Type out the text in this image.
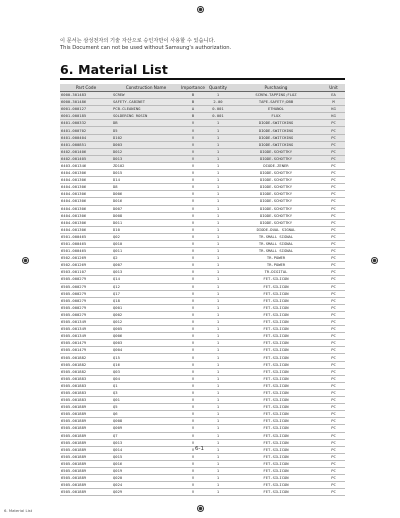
이 문서는 삼성전자의 기술 자산으로 승인자만이 사용할 수 있습니다.
This Document can not be used without Samsung's authorization.
6. Material List
Part Code	Construction Name	Importance	Quantity	Purchasing	Unit
6000-301483	SCREW	B	1	SCREW-TAPPING;FLOZ	EA
6000-301486	SAFETY-CABINET	B	2.00	TAPE-SAFETY;DBB	M
6001-000127	PCB-CLEANING	A	0.001	ETHANOL	KG
6001-000185	SOLDERING ROSIN	B	0.001	FLUX	KG
6401-000332	DB	V	1	DIODE-SWITCHING	PC
6401-000702	D5	V	1	DIODE-SWITCHING	PC
6401-000404	D102	V	1	DIODE-SWITCHING	PC
6401-000851	D003	V	1	DIODE-SWITCHING	PC
6402-001406	D012	V	1	DIODE-SCHOTTKY	PC
6402-001405	D013	V	1	DIODE-SCHOTTKY	PC
6403-001346	ZD102	V	1	DIODE-ZENER	PC
6404-001306	D015	V	1	DIODE-SCHOTTKY	PC
6404-001306	D14	V	1	DIODE-SCHOTTKY	PC
6404-001306	D8	V	1	DIODE-SCHOTTKY	PC
6404-001306	D006	V	1	DIODE-SCHOTTKY	PC
6404-001306	D016	V	1	DIODE-SCHOTTKY	PC
6404-001306	D007	V	1	DIODE-SCHOTTKY	PC
6404-001306	D008	V	1	DIODE-SCHOTTKY	PC
6404-001306	D011	V	1	DIODE-SCHOTTKY	PC
6404-001306	D10	V	1	DIODE-DUAL SIGNAL	PC
6501-000465	Q02	V	1	TR-SMALL SIGNAL	PC
6501-000465	Q010	V	1	TR-SMALL SIGNAL	PC
6501-000465	Q011	V	1	TR-SMALL SIGNAL	PC
6502-001269	Q2	V	1	TR-POWER	PC
6502-001269	Q007	V	1	TR-POWER	PC
6503-001107	Q013	V	1	TR-DIGITAL	PC
6505-000279	Q14	V	1	FET-SILICON	PC
6505-000279	Q12	V	1	FET-SILICON	PC
6505-000279	Q17	V	1	FET-SILICON	PC
6505-000279	Q18	V	1	FET-SILICON	PC
6505-000279	Q001	V	1	FET-SILICON	PC
6505-000279	Q002	V	1	FET-SILICON	PC
6505-001349	Q012	V	1	FET-SILICON	PC
6505-001349	Q005	V	1	FET-SILICON	PC
6505-001349	Q006	V	1	FET-SILICON	PC
6505-001479	Q003	V	1	FET-SILICON	PC
6505-001479	Q004	V	1	FET-SILICON	PC
6505-001882	Q15	V	1	FET-SILICON	PC
6505-001882	Q16	V	1	FET-SILICON	PC
6505-001882	Q03	V	1	FET-SILICON	PC
6505-001883	Q04	V	1	FET-SILICON	PC
6505-001883	Q1	V	1	FET-SILICON	PC
6505-001883	Q3	V	1	FET-SILICON	PC
6505-001883	Q01	V	1	FET-SILICON	PC
6505-001889	Q5	V	1	FET-SILICON	PC
6505-001889	Q6	V	1	FET-SILICON	PC
6505-001889	Q008	V	1	FET-SILICON	PC
6505-001889	Q009	V	1	FET-SILICON	PC
6505-001889	Q7	V	1	FET-SILICON	PC
6505-001889	Q013	V	1	FET-SILICON	PC
6505-001889	Q014	V	1	FET-SILICON	PC
6505-001889	Q015	V	1	FET-SILICON	PC
6505-001889	Q016	V	1	FET-SILICON	PC
6505-001889	Q019	V	1	FET-SILICON	PC
6505-001889	Q020	V	1	FET-SILICON	PC
6505-001889	Q024	V	1	FET-SILICON	PC
6505-001889	Q029	V	1	FET-SILICON	PC
6-1
6. Material List
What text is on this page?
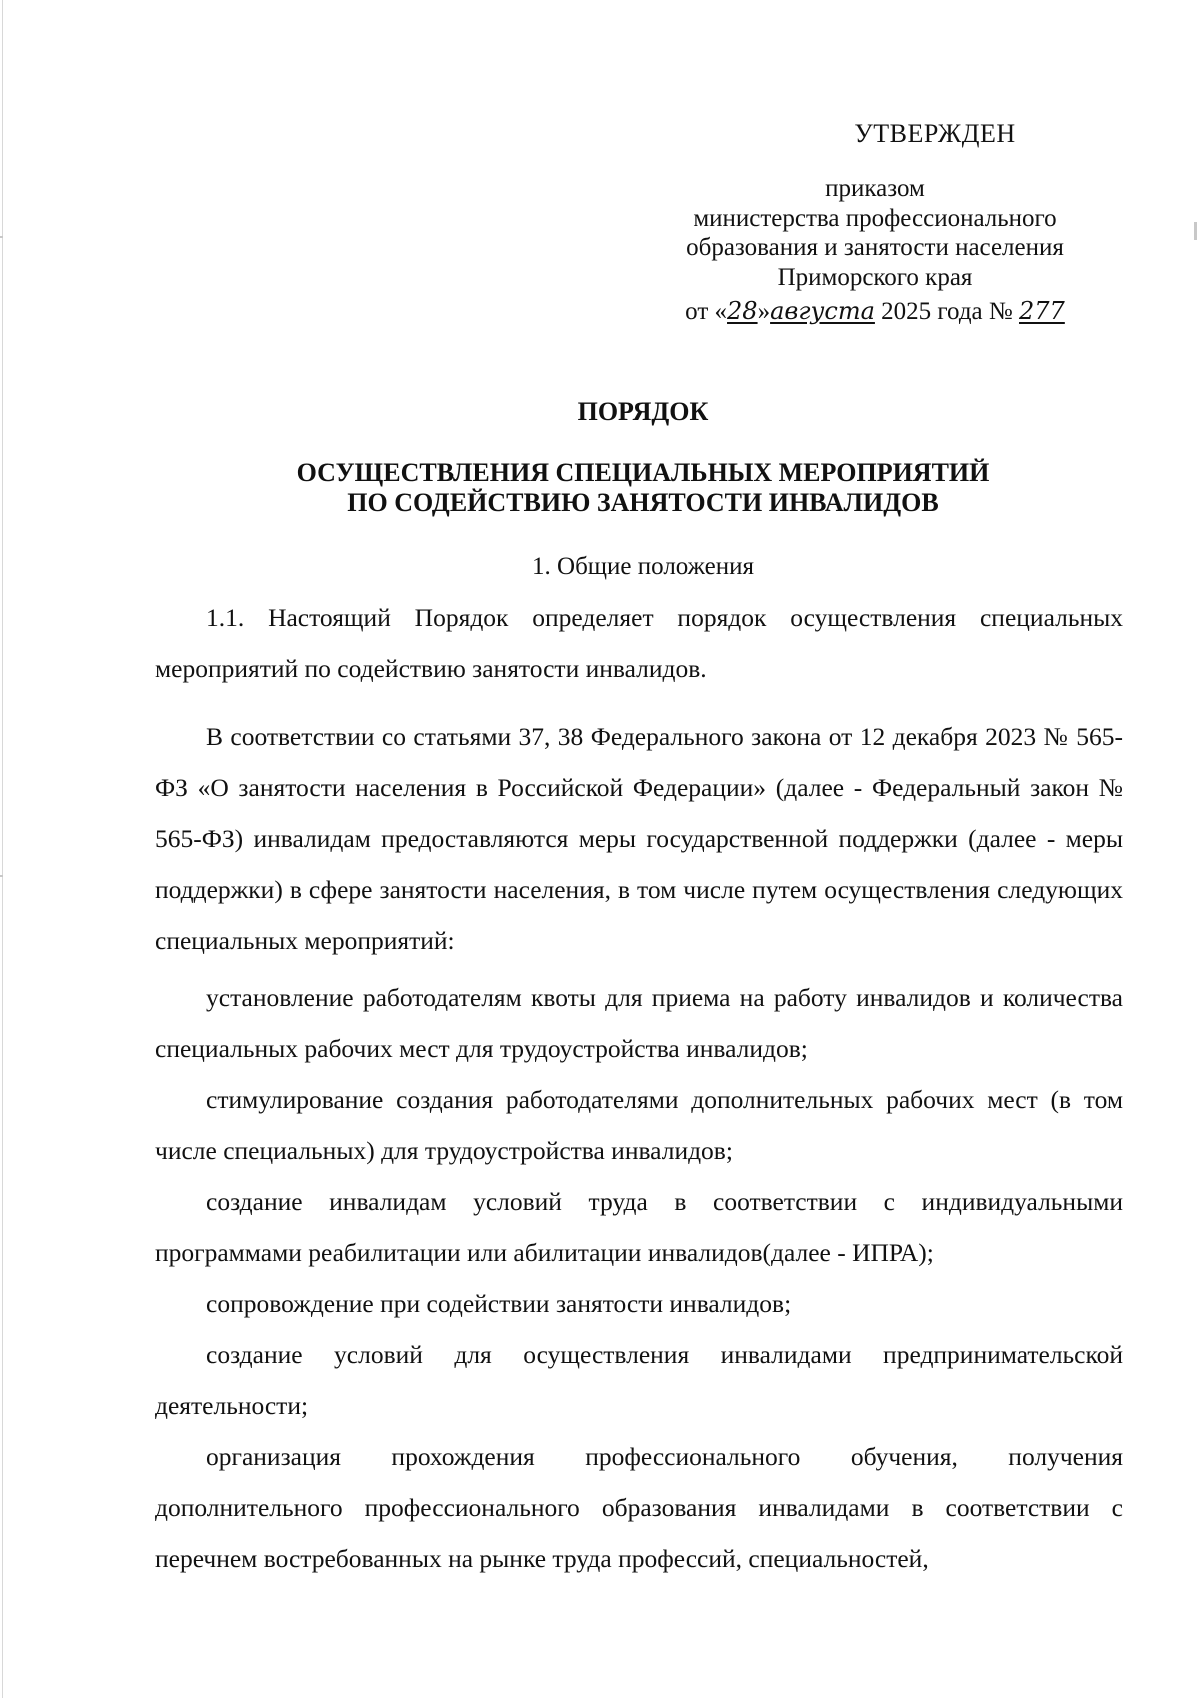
УТВЕРЖДЕН
приказом
министерства профессионального
образования и занятости населения
Приморского края
от «28»августа 2025 года № 277
ПОРЯДОК
ОСУЩЕСТВЛЕНИЯ СПЕЦИАЛЬНЫХ МЕРОПРИЯТИЙ
ПО СОДЕЙСТВИЮ ЗАНЯТОСТИ ИНВАЛИДОВ
1. Общие положения

1.1. Настоящий Порядок определяет порядок осуществления специальных мероприятий по содействию занятости инвалидов.

В соответствии со статьями 37, 38 Федерального закона от 12 декабря 2023 № 565-ФЗ «О занятости населения в Российской Федерации» (далее - Федеральный закон № 565-ФЗ) инвалидам предоставляются меры государственной поддержки (далее - меры поддержки) в сфере занятости населения, в том числе путем осуществления следующих специальных мероприятий:

установление работодателям квоты для приема на работу инвалидов и количества специальных рабочих мест для трудоустройства инвалидов;

стимулирование создания работодателями дополнительных рабочих мест (в том числе специальных) для трудоустройства инвалидов;

создание инвалидам условий труда в соответствии с индивидуальными программами реабилитации или абилитации инвалидов(далее - ИПРА);

сопровождение при содействии занятости инвалидов;

создание условий для осуществления инвалидами предпринимательской деятельности;

организация прохождения профессионального обучения, получения дополнительного профессионального образования инвалидами в соответствии с перечнем востребованных на рынке труда профессий, специальностей,
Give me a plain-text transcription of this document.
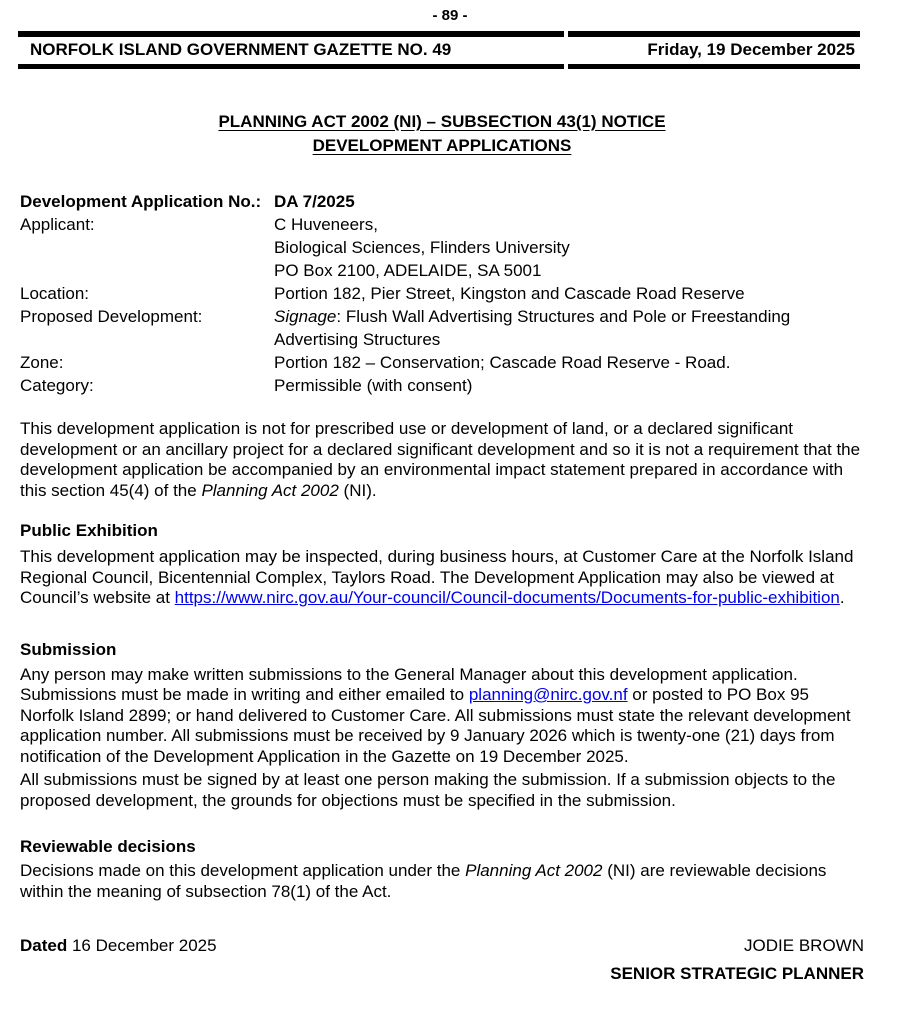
- 89 -
NORFOLK ISLAND GOVERNMENT GAZETTE NO. 49	Friday, 19 December 2025
PLANNING ACT 2002 (NI) – SUBSECTION 43(1) NOTICE
DEVELOPMENT APPLICATIONS
Development Application No.: DA 7/2025
Applicant:	C Huveneers,
Biological Sciences, Flinders University
PO Box 2100, ADELAIDE, SA 5001
Location:	Portion 182, Pier Street, Kingston and Cascade Road Reserve
Proposed Development:	Signage: Flush Wall Advertising Structures and Pole or Freestanding Advertising Structures
Zone:	Portion 182 – Conservation; Cascade Road Reserve - Road.
Category:	Permissible (with consent)
This development application is not for prescribed use or development of land, or a declared significant development or an ancillary project for a declared significant development and so it is not a requirement that the development application be accompanied by an environmental impact statement prepared in accordance with this section 45(4) of the Planning Act 2002 (NI).
Public Exhibition
This development application may be inspected, during business hours, at Customer Care at the Norfolk Island Regional Council, Bicentennial Complex, Taylors Road. The Development Application may also be viewed at Council’s website at https://www.nirc.gov.au/Your-council/Council-documents/Documents-for-public-exhibition.
Submission
Any person may make written submissions to the General Manager about this development application. Submissions must be made in writing and either emailed to planning@nirc.gov.nf or posted to PO Box 95 Norfolk Island 2899; or hand delivered to Customer Care. All submissions must state the relevant development application number. All submissions must be received by 9 January 2026 which is twenty-one (21) days from notification of the Development Application in the Gazette on 19 December 2025.
All submissions must be signed by at least one person making the submission. If a submission objects to the proposed development, the grounds for objections must be specified in the submission.
Reviewable decisions
Decisions made on this development application under the Planning Act 2002 (NI) are reviewable decisions within the meaning of subsection 78(1) of the Act.
Dated 16 December 2025	JODIE BROWN
SENIOR STRATEGIC PLANNER
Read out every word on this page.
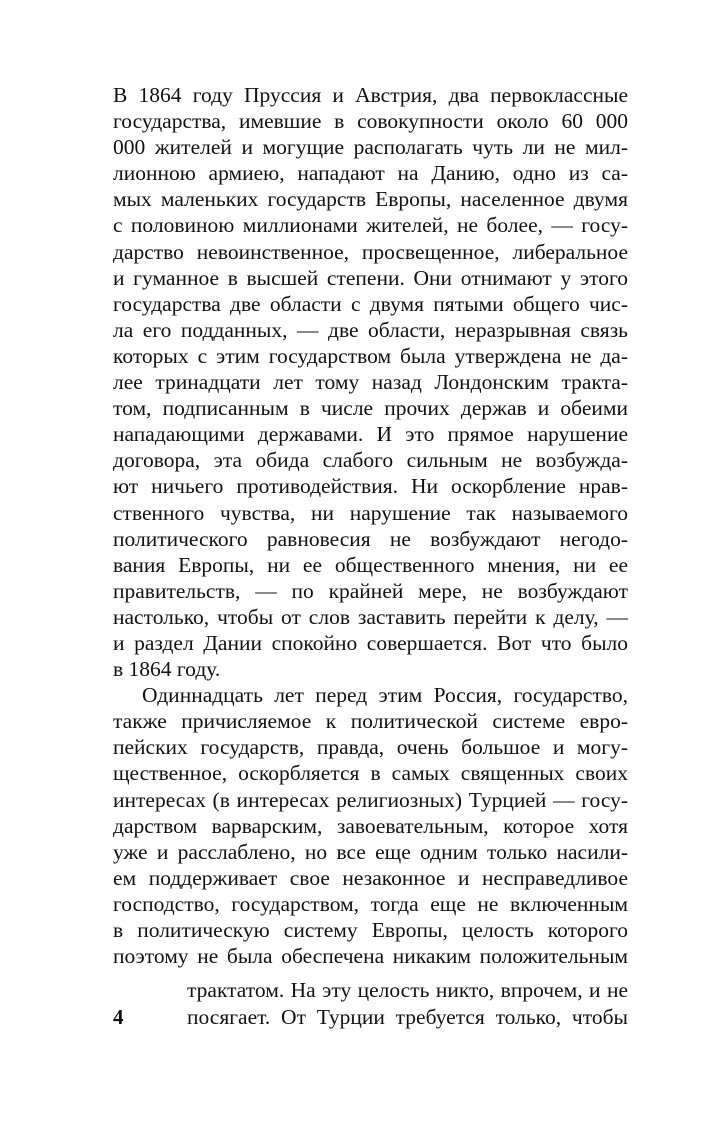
В 1864 году Пруссия и Австрия, два первоклассные
государства, имевшие в совокупности около 60 000
000 жителей и могущие располагать чуть ли не мил-
лионною армиею, нападают на Данию, одно из са-
мых маленьких государств Европы, населенное двумя
с половиною миллионами жителей, не более, — госу-
дарство невоинственное, просвещенное, либеральное
и гуманное в высшей степени. Они отнимают у этого
государства две области с двумя пятыми общего чис-
ла его подданных, — две области, неразрывная связь
которых с этим государством была утверждена не да-
лее тринадцати лет тому назад Лондонским тракта-
том, подписанным в числе прочих держав и обеими
нападающими державами. И это прямое нарушение
договора, эта обида слабого сильным не возбужда-
ют ничьего противодействия. Ни оскорбление нрав-
ственного чувства, ни нарушение так называемого
политического равновесия не возбуждают негодо-
вания Европы, ни ее общественного мнения, ни ее
правительств, — по крайней мере, не возбуждают
настолько, чтобы от слов заставить перейти к делу, —
и раздел Дании спокойно совершается. Вот что было
в 1864 году.
Одиннадцать лет перед этим Россия, государство,
также причисляемое к политической системе евро-
пейских государств, правда, очень большое и могу-
щественное, оскорбляется в самых священных своих
интересах (в интересах религиозных) Турцией — госу-
дарством варварским, завоевательным, которое хотя
уже и расслаблено, но все еще одним только насили-
ем поддерживает свое незаконное и несправедливое
господство, государством, тогда еще не включенным
в политическую систему Европы, целость которого
поэтому не была обеспечена никаким положительным
трактатом. На эту целость никто, впрочем, и не
посягает. От Турции требуется только, чтобы
4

- - -

▶ REQUEST: Only a number is wanted: how many lines of the data above contain "двумя"?

▶ ANSWER TO THIS PROBLEM: 2